===== Record list

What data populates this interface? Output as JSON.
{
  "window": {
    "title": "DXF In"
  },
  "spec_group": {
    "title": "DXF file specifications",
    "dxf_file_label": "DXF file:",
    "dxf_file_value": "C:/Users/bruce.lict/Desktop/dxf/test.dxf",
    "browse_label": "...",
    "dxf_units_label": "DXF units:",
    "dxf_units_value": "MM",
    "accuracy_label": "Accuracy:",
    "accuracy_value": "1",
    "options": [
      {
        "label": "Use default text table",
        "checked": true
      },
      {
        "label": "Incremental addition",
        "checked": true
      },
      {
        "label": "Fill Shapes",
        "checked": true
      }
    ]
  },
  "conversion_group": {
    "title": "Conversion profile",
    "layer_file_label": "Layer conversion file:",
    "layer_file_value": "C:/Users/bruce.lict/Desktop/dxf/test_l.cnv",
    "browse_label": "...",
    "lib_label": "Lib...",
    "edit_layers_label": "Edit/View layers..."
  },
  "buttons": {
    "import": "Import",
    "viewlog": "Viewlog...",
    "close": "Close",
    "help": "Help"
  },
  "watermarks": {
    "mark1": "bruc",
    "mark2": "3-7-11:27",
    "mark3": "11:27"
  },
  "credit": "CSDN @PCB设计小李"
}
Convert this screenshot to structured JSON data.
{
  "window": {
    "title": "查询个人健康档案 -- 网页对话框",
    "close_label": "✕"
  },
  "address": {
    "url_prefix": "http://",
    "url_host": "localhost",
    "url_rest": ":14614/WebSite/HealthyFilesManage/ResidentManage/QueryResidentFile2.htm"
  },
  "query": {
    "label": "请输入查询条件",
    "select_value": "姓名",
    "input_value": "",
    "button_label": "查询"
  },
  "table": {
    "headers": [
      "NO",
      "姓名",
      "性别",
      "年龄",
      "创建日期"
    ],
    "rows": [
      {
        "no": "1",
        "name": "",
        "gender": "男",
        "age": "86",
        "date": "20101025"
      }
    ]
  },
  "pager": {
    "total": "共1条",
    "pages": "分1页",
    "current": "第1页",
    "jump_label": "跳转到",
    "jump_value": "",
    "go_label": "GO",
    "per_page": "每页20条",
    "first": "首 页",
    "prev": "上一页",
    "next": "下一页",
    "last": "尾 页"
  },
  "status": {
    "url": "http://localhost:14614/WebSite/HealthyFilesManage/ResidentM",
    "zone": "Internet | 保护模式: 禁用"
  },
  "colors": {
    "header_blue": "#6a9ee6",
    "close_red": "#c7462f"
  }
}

==========

Write out all the data again, exactly as it appears.

What data populates this interface? Output as JSON.
{
  "window": {
    "title": "DXF In"
  },
  "spec_group": {
    "title": "DXF file specifications",
    "dxf_file_label": "DXF file:",
    "dxf_file_value": "C:/Users/bruce.lict/Desktop/dxf/test.dxf",
    "browse_label": "...",
    "dxf_units_label": "DXF units:",
    "dxf_units_value": "MM",
    "accuracy_label": "Accuracy:",
    "accuracy_value": "1",
    "options": [
      {
        "label": "Use default text table",
        "checked": true
      },
      {
        "label": "Incremental addition",
        "checked": true
      },
      {
        "label": "Fill Shapes",
        "checked": true
      }
    ]
  },
  "conversion_group": {
    "title": "Conversion profile",
    "layer_file_label": "Layer conversion file:",
    "layer_file_value": "C:/Users/bruce.lict/Desktop/dxf/test_l.cnv",
    "browse_label": "...",
    "lib_label": "Lib...",
    "edit_layers_label": "Edit/View layers..."
  },
  "buttons": {
    "import": "Import",
    "viewlog": "Viewlog...",
    "close": "Close",
    "help": "Help"
  },
  "watermarks": {
    "mark1": "bruc",
    "mark2": "3-7-11:27",
    "mark3": "11:27"
  },
  "credit": "CSDN @PCB设计小李"
}
Convert this screenshot to structured JSON data.
{
  "window": {
    "title": "查询个人健康档案 -- 网页对话框",
    "close_label": "✕"
  },
  "address": {
    "url_prefix": "http://",
    "url_host": "localhost",
    "url_rest": ":14614/WebSite/HealthyFilesManage/ResidentManage/QueryResidentFile2.htm"
  },
  "query": {
    "label": "请输入查询条件",
    "select_value": "姓名",
    "input_value": "",
    "button_label": "查询"
  },
  "table": {
    "headers": [
      "NO",
      "姓名",
      "性别",
      "年龄",
      "创建日期"
    ],
    "rows": [
      {
        "no": "1",
        "name": "",
        "gender": "男",
        "age": "86",
        "date": "20101025"
      }
    ]
  },
  "pager": {
    "total": "共1条",
    "pages": "分1页",
    "current": "第1页",
    "jump_label": "跳转到",
    "jump_value": "",
    "go_label": "GO",
    "per_page": "每页20条",
    "first": "首 页",
    "prev": "上一页",
    "next": "下一页",
    "last": "尾 页"
  },
  "status": {
    "url": "http://localhost:14614/WebSite/HealthyFilesManage/ResidentM",
    "zone": "Internet | 保护模式: 禁用"
  },
  "colors": {
    "header_blue": "#6a9ee6",
    "close_red": "#c7462f"
  }
}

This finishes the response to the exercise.